Set problem = Extract the entries in their exact form.
===== Materials provided =====
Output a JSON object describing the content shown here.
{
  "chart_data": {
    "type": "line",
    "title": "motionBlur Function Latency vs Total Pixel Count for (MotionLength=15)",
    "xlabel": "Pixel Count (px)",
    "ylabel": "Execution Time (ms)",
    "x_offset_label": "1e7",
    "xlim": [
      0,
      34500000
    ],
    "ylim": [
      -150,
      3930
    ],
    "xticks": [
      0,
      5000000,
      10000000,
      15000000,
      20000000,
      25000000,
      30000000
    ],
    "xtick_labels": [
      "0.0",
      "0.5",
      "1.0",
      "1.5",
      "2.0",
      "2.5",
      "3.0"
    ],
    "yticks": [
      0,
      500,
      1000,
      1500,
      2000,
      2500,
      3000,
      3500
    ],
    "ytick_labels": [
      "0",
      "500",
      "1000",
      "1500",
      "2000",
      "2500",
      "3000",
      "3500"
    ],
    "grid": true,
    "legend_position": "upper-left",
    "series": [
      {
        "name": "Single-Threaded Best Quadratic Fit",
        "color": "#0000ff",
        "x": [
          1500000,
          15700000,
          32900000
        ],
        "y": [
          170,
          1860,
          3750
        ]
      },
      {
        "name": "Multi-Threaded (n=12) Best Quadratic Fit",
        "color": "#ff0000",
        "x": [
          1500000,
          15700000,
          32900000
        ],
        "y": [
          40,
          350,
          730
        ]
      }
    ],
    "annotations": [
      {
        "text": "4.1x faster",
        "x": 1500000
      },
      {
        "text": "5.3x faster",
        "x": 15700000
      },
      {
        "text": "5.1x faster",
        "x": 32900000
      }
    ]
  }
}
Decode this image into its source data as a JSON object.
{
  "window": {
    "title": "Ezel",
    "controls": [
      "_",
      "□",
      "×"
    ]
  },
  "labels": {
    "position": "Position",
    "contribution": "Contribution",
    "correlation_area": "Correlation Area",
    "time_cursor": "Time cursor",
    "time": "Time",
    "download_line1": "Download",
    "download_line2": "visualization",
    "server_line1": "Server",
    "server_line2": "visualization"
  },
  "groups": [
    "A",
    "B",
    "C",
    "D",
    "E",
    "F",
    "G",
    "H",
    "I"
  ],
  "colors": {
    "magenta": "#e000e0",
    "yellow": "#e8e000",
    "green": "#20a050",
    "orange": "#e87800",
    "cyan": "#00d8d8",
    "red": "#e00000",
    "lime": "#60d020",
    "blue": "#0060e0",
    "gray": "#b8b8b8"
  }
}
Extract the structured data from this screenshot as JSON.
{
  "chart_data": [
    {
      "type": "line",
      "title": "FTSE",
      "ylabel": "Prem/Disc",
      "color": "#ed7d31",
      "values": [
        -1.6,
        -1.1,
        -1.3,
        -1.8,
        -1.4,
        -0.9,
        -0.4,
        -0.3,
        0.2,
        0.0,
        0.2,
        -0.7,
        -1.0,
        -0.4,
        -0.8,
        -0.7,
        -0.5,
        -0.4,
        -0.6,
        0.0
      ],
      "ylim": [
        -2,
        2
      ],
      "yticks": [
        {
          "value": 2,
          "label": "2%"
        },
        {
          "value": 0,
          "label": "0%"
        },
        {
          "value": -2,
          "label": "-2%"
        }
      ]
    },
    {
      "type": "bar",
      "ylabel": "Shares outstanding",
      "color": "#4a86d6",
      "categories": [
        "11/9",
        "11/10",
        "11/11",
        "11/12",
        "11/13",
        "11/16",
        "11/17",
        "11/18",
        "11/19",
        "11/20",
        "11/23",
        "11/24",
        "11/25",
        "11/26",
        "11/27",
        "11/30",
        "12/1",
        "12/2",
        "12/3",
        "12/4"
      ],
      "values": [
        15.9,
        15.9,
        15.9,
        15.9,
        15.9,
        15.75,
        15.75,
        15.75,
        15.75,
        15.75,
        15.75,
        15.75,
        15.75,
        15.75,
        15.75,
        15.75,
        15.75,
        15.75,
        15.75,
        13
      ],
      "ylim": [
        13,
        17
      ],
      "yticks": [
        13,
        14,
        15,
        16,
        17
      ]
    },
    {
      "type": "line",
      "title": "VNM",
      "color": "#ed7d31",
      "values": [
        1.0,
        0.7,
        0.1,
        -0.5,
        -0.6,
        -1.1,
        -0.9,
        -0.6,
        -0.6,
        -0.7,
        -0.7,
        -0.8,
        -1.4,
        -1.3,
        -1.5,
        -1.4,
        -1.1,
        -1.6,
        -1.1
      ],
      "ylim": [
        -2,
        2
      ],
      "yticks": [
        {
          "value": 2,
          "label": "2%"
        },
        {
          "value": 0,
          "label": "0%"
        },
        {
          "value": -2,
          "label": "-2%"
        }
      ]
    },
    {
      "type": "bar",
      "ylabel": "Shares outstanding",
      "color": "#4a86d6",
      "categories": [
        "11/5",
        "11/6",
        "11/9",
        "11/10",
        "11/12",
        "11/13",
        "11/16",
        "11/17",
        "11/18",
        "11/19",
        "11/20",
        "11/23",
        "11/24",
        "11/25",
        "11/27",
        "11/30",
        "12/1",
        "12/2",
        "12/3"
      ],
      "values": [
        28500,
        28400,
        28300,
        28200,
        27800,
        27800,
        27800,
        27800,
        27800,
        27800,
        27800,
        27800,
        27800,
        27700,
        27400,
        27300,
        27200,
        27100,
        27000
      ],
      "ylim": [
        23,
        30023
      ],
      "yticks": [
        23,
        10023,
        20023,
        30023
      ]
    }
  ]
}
=====
Written answer =
Output a JSON object describing the content shown here.
{
  "chart_data": {
    "type": "line",
    "title": "motionBlur Function Latency vs Total Pixel Count for (MotionLength=15)",
    "xlabel": "Pixel Count (px)",
    "ylabel": "Execution Time (ms)",
    "x_offset_label": "1e7",
    "xlim": [
      0,
      34500000
    ],
    "ylim": [
      -150,
      3930
    ],
    "xticks": [
      0,
      5000000,
      10000000,
      15000000,
      20000000,
      25000000,
      30000000
    ],
    "xtick_labels": [
      "0.0",
      "0.5",
      "1.0",
      "1.5",
      "2.0",
      "2.5",
      "3.0"
    ],
    "yticks": [
      0,
      500,
      1000,
      1500,
      2000,
      2500,
      3000,
      3500
    ],
    "ytick_labels": [
      "0",
      "500",
      "1000",
      "1500",
      "2000",
      "2500",
      "3000",
      "3500"
    ],
    "grid": true,
    "legend_position": "upper-left",
    "series": [
      {
        "name": "Single-Threaded Best Quadratic Fit",
        "color": "#0000ff",
        "x": [
          1500000,
          15700000,
          32900000
        ],
        "y": [
          170,
          1860,
          3750
        ]
      },
      {
        "name": "Multi-Threaded (n=12) Best Quadratic Fit",
        "color": "#ff0000",
        "x": [
          1500000,
          15700000,
          32900000
        ],
        "y": [
          40,
          350,
          730
        ]
      }
    ],
    "annotations": [
      {
        "text": "4.1x faster",
        "x": 1500000
      },
      {
        "text": "5.3x faster",
        "x": 15700000
      },
      {
        "text": "5.1x faster",
        "x": 32900000
      }
    ]
  }
}
Decode this image into its source data as a JSON object.
{
  "window": {
    "title": "Ezel",
    "controls": [
      "_",
      "□",
      "×"
    ]
  },
  "labels": {
    "position": "Position",
    "contribution": "Contribution",
    "correlation_area": "Correlation Area",
    "time_cursor": "Time cursor",
    "time": "Time",
    "download_line1": "Download",
    "download_line2": "visualization",
    "server_line1": "Server",
    "server_line2": "visualization"
  },
  "groups": [
    "A",
    "B",
    "C",
    "D",
    "E",
    "F",
    "G",
    "H",
    "I"
  ],
  "colors": {
    "magenta": "#e000e0",
    "yellow": "#e8e000",
    "green": "#20a050",
    "orange": "#e87800",
    "cyan": "#00d8d8",
    "red": "#e00000",
    "lime": "#60d020",
    "blue": "#0060e0",
    "gray": "#b8b8b8"
  }
}
Extract the structured data from this screenshot as JSON.
{
  "chart_data": [
    {
      "type": "line",
      "title": "FTSE",
      "ylabel": "Prem/Disc",
      "color": "#ed7d31",
      "values": [
        -1.6,
        -1.1,
        -1.3,
        -1.8,
        -1.4,
        -0.9,
        -0.4,
        -0.3,
        0.2,
        0.0,
        0.2,
        -0.7,
        -1.0,
        -0.4,
        -0.8,
        -0.7,
        -0.5,
        -0.4,
        -0.6,
        0.0
      ],
      "ylim": [
        -2,
        2
      ],
      "yticks": [
        {
          "value": 2,
          "label": "2%"
        },
        {
          "value": 0,
          "label": "0%"
        },
        {
          "value": -2,
          "label": "-2%"
        }
      ]
    },
    {
      "type": "bar",
      "ylabel": "Shares outstanding",
      "color": "#4a86d6",
      "categories": [
        "11/9",
        "11/10",
        "11/11",
        "11/12",
        "11/13",
        "11/16",
        "11/17",
        "11/18",
        "11/19",
        "11/20",
        "11/23",
        "11/24",
        "11/25",
        "11/26",
        "11/27",
        "11/30",
        "12/1",
        "12/2",
        "12/3",
        "12/4"
      ],
      "values": [
        15.9,
        15.9,
        15.9,
        15.9,
        15.9,
        15.75,
        15.75,
        15.75,
        15.75,
        15.75,
        15.75,
        15.75,
        15.75,
        15.75,
        15.75,
        15.75,
        15.75,
        15.75,
        15.75,
        13
      ],
      "ylim": [
        13,
        17
      ],
      "yticks": [
        13,
        14,
        15,
        16,
        17
      ]
    },
    {
      "type": "line",
      "title": "VNM",
      "color": "#ed7d31",
      "values": [
        1.0,
        0.7,
        0.1,
        -0.5,
        -0.6,
        -1.1,
        -0.9,
        -0.6,
        -0.6,
        -0.7,
        -0.7,
        -0.8,
        -1.4,
        -1.3,
        -1.5,
        -1.4,
        -1.1,
        -1.6,
        -1.1
      ],
      "ylim": [
        -2,
        2
      ],
      "yticks": [
        {
          "value": 2,
          "label": "2%"
        },
        {
          "value": 0,
          "label": "0%"
        },
        {
          "value": -2,
          "label": "-2%"
        }
      ]
    },
    {
      "type": "bar",
      "ylabel": "Shares outstanding",
      "color": "#4a86d6",
      "categories": [
        "11/5",
        "11/6",
        "11/9",
        "11/10",
        "11/12",
        "11/13",
        "11/16",
        "11/17",
        "11/18",
        "11/19",
        "11/20",
        "11/23",
        "11/24",
        "11/25",
        "11/27",
        "11/30",
        "12/1",
        "12/2",
        "12/3"
      ],
      "values": [
        28500,
        28400,
        28300,
        28200,
        27800,
        27800,
        27800,
        27800,
        27800,
        27800,
        27800,
        27800,
        27800,
        27700,
        27400,
        27300,
        27200,
        27100,
        27000
      ],
      "ylim": [
        23,
        30023
      ],
      "yticks": [
        23,
        10023,
        20023,
        30023
      ]
    }
  ]
}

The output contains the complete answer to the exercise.